<<<<
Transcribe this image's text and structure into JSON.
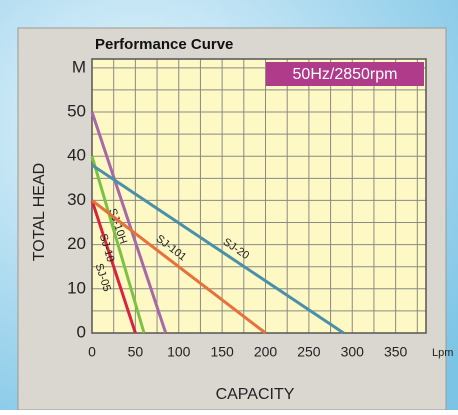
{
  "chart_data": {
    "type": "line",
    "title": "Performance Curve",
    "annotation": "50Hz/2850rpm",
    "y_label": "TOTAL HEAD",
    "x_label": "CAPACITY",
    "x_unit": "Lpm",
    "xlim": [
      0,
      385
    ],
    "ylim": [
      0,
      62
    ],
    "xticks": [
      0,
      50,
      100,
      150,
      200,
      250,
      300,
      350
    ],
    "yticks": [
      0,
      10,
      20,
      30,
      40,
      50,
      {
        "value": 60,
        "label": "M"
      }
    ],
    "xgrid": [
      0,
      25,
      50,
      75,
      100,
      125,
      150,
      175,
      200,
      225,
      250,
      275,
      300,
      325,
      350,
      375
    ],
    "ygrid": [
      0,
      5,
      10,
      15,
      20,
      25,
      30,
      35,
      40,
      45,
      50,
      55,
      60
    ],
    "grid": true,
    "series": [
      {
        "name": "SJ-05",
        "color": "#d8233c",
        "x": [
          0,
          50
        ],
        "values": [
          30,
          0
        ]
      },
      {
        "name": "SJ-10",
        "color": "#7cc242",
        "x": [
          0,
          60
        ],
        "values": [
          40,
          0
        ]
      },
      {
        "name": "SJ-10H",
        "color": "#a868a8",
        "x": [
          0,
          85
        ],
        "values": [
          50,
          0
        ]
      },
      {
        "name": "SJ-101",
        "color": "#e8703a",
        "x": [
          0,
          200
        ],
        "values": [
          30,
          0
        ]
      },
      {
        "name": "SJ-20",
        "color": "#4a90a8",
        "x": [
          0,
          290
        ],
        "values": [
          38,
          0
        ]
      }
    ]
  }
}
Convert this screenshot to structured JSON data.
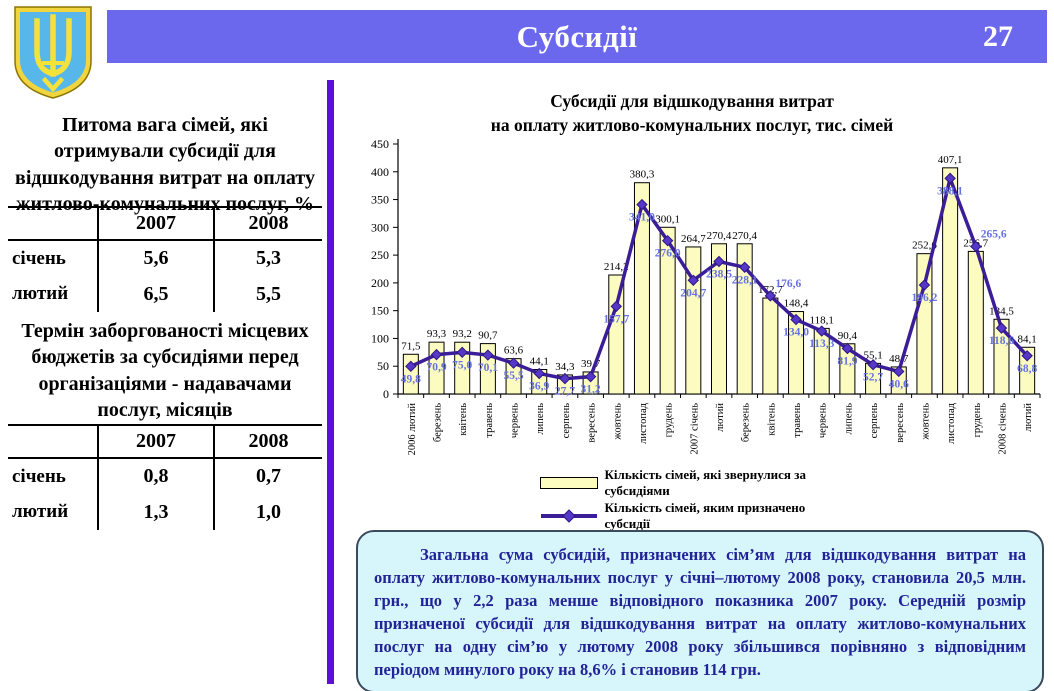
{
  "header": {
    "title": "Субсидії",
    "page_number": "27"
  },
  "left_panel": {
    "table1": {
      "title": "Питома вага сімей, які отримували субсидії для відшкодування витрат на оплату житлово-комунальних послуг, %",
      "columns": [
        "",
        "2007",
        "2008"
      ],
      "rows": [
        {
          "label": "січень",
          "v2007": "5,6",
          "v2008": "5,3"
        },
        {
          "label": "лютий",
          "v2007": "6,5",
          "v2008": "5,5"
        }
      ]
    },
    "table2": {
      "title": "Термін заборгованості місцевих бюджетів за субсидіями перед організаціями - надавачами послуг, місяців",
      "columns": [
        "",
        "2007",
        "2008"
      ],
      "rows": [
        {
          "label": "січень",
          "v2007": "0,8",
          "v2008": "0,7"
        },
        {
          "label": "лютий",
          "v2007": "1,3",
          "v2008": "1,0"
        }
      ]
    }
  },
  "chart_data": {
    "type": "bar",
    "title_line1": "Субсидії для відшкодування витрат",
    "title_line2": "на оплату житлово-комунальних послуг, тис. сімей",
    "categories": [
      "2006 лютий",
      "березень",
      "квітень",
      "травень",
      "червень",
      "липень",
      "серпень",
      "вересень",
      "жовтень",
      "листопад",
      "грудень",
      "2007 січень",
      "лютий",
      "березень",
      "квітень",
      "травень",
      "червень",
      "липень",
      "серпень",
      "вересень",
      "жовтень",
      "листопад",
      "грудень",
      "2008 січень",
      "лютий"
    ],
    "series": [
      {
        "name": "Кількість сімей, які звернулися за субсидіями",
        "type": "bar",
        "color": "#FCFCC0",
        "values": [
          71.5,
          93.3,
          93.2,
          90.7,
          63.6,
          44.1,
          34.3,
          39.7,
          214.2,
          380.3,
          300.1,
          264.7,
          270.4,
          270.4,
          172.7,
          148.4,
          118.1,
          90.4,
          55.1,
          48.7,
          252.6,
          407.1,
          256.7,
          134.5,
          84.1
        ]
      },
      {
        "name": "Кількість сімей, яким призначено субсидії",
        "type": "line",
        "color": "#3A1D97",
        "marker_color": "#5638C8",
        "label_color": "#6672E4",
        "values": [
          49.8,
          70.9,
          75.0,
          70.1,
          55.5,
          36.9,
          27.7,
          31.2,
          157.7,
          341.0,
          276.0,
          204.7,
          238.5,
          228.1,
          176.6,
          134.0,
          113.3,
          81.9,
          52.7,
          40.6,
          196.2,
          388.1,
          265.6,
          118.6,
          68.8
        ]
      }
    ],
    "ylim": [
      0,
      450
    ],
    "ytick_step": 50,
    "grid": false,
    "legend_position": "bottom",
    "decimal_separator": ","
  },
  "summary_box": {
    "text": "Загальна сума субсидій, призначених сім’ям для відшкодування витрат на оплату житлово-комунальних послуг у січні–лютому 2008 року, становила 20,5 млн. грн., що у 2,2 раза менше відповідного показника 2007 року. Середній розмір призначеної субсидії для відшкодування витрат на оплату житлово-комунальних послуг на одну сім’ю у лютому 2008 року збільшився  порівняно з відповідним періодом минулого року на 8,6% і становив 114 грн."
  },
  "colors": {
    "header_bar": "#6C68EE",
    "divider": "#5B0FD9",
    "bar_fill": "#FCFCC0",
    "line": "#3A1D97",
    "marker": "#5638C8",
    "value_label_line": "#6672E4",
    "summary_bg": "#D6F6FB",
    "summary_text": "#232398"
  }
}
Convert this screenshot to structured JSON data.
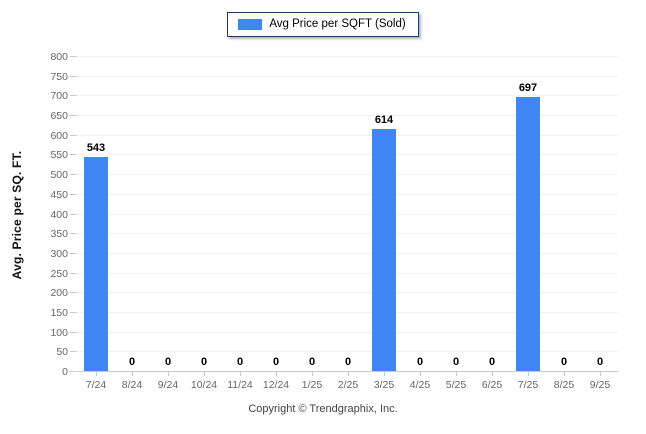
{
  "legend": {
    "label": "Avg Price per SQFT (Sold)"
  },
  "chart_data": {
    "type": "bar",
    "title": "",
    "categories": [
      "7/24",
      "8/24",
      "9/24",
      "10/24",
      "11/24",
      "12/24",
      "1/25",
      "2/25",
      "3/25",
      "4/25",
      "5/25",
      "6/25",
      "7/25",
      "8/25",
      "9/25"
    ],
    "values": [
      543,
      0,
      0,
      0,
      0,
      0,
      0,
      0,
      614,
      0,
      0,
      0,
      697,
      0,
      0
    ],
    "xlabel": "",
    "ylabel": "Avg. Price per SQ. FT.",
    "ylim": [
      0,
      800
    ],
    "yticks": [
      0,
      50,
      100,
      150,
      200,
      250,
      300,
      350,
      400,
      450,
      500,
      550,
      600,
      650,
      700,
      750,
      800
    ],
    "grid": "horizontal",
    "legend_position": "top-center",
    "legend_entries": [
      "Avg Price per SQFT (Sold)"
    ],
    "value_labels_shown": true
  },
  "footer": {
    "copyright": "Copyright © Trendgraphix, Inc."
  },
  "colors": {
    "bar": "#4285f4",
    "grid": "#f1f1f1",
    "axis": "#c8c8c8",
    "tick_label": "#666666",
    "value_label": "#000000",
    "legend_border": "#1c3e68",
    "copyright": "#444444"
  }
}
>>>>
WHAT IS NEEDED:
Without the pictures, restate all of the entries above verbatim.

SOLUTION FOR THIS TASK:
Transcribe this image's text and structure into JSON.
{
  "chart_data": {
    "type": "line",
    "title": "Performance Curve",
    "annotation": "50Hz/2850rpm",
    "y_label": "TOTAL HEAD",
    "x_label": "CAPACITY",
    "x_unit": "Lpm",
    "xlim": [
      0,
      385
    ],
    "ylim": [
      0,
      62
    ],
    "xticks": [
      0,
      50,
      100,
      150,
      200,
      250,
      300,
      350
    ],
    "yticks": [
      0,
      10,
      20,
      30,
      40,
      50,
      {
        "value": 60,
        "label": "M"
      }
    ],
    "xgrid": [
      0,
      25,
      50,
      75,
      100,
      125,
      150,
      175,
      200,
      225,
      250,
      275,
      300,
      325,
      350,
      375
    ],
    "ygrid": [
      0,
      5,
      10,
      15,
      20,
      25,
      30,
      35,
      40,
      45,
      50,
      55,
      60
    ],
    "grid": true,
    "series": [
      {
        "name": "SJ-05",
        "color": "#d8233c",
        "x": [
          0,
          50
        ],
        "values": [
          30,
          0
        ]
      },
      {
        "name": "SJ-10",
        "color": "#7cc242",
        "x": [
          0,
          60
        ],
        "values": [
          40,
          0
        ]
      },
      {
        "name": "SJ-10H",
        "color": "#a868a8",
        "x": [
          0,
          85
        ],
        "values": [
          50,
          0
        ]
      },
      {
        "name": "SJ-101",
        "color": "#e8703a",
        "x": [
          0,
          200
        ],
        "values": [
          30,
          0
        ]
      },
      {
        "name": "SJ-20",
        "color": "#4a90a8",
        "x": [
          0,
          290
        ],
        "values": [
          38,
          0
        ]
      }
    ]
  }
}
Convert this screenshot to structured JSON data.
{
  "header": {
    "title": "Субсидії",
    "page_number": "27"
  },
  "left_panel": {
    "table1": {
      "title": "Питома вага сімей, які отримували субсидії для відшкодування витрат на оплату житлово-комунальних послуг, %",
      "columns": [
        "",
        "2007",
        "2008"
      ],
      "rows": [
        {
          "label": "січень",
          "v2007": "5,6",
          "v2008": "5,3"
        },
        {
          "label": "лютий",
          "v2007": "6,5",
          "v2008": "5,5"
        }
      ]
    },
    "table2": {
      "title": "Термін заборгованості місцевих бюджетів за субсидіями перед організаціями - надавачами послуг, місяців",
      "columns": [
        "",
        "2007",
        "2008"
      ],
      "rows": [
        {
          "label": "січень",
          "v2007": "0,8",
          "v2008": "0,7"
        },
        {
          "label": "лютий",
          "v2007": "1,3",
          "v2008": "1,0"
        }
      ]
    }
  },
  "chart_data": {
    "type": "bar",
    "title_line1": "Субсидії для відшкодування витрат",
    "title_line2": "на оплату житлово-комунальних послуг, тис. сімей",
    "categories": [
      "2006 лютий",
      "березень",
      "квітень",
      "травень",
      "червень",
      "липень",
      "серпень",
      "вересень",
      "жовтень",
      "листопад",
      "грудень",
      "2007 січень",
      "лютий",
      "березень",
      "квітень",
      "травень",
      "червень",
      "липень",
      "серпень",
      "вересень",
      "жовтень",
      "листопад",
      "грудень",
      "2008 січень",
      "лютий"
    ],
    "series": [
      {
        "name": "Кількість сімей, які звернулися за субсидіями",
        "type": "bar",
        "color": "#FCFCC0",
        "values": [
          71.5,
          93.3,
          93.2,
          90.7,
          63.6,
          44.1,
          34.3,
          39.7,
          214.2,
          380.3,
          300.1,
          264.7,
          270.4,
          270.4,
          172.7,
          148.4,
          118.1,
          90.4,
          55.1,
          48.7,
          252.6,
          407.1,
          256.7,
          134.5,
          84.1
        ]
      },
      {
        "name": "Кількість сімей, яким призначено субсидії",
        "type": "line",
        "color": "#3A1D97",
        "marker_color": "#5638C8",
        "label_color": "#6672E4",
        "values": [
          49.8,
          70.9,
          75.0,
          70.1,
          55.5,
          36.9,
          27.7,
          31.2,
          157.7,
          341.0,
          276.0,
          204.7,
          238.5,
          228.1,
          176.6,
          134.0,
          113.3,
          81.9,
          52.7,
          40.6,
          196.2,
          388.1,
          265.6,
          118.6,
          68.8
        ]
      }
    ],
    "ylim": [
      0,
      450
    ],
    "ytick_step": 50,
    "grid": false,
    "legend_position": "bottom",
    "decimal_separator": ","
  },
  "summary_box": {
    "text": "Загальна сума субсидій, призначених сім’ям для відшкодування витрат на оплату житлово-комунальних послуг у січні–лютому 2008 року, становила 20,5 млн. грн., що у 2,2 раза менше відповідного показника 2007 року. Середній розмір призначеної субсидії для відшкодування витрат на оплату житлово-комунальних послуг на одну сім’ю у лютому 2008 року збільшився  порівняно з відповідним періодом минулого року на 8,6% і становив 114 грн."
  },
  "colors": {
    "header_bar": "#6C68EE",
    "divider": "#5B0FD9",
    "bar_fill": "#FCFCC0",
    "line": "#3A1D97",
    "marker": "#5638C8",
    "value_label_line": "#6672E4",
    "summary_bg": "#D6F6FB",
    "summary_text": "#232398"
  }
}
Convert this screenshot to structured JSON data.
{
  "legend": {
    "label": "Avg Price per SQFT (Sold)"
  },
  "chart_data": {
    "type": "bar",
    "title": "",
    "categories": [
      "7/24",
      "8/24",
      "9/24",
      "10/24",
      "11/24",
      "12/24",
      "1/25",
      "2/25",
      "3/25",
      "4/25",
      "5/25",
      "6/25",
      "7/25",
      "8/25",
      "9/25"
    ],
    "values": [
      543,
      0,
      0,
      0,
      0,
      0,
      0,
      0,
      614,
      0,
      0,
      0,
      697,
      0,
      0
    ],
    "xlabel": "",
    "ylabel": "Avg. Price per SQ. FT.",
    "ylim": [
      0,
      800
    ],
    "yticks": [
      0,
      50,
      100,
      150,
      200,
      250,
      300,
      350,
      400,
      450,
      500,
      550,
      600,
      650,
      700,
      750,
      800
    ],
    "grid": "horizontal",
    "legend_position": "top-center",
    "legend_entries": [
      "Avg Price per SQFT (Sold)"
    ],
    "value_labels_shown": true
  },
  "footer": {
    "copyright": "Copyright © Trendgraphix, Inc."
  },
  "colors": {
    "bar": "#4285f4",
    "grid": "#f1f1f1",
    "axis": "#c8c8c8",
    "tick_label": "#666666",
    "value_label": "#000000",
    "legend_border": "#1c3e68",
    "copyright": "#444444"
  }
}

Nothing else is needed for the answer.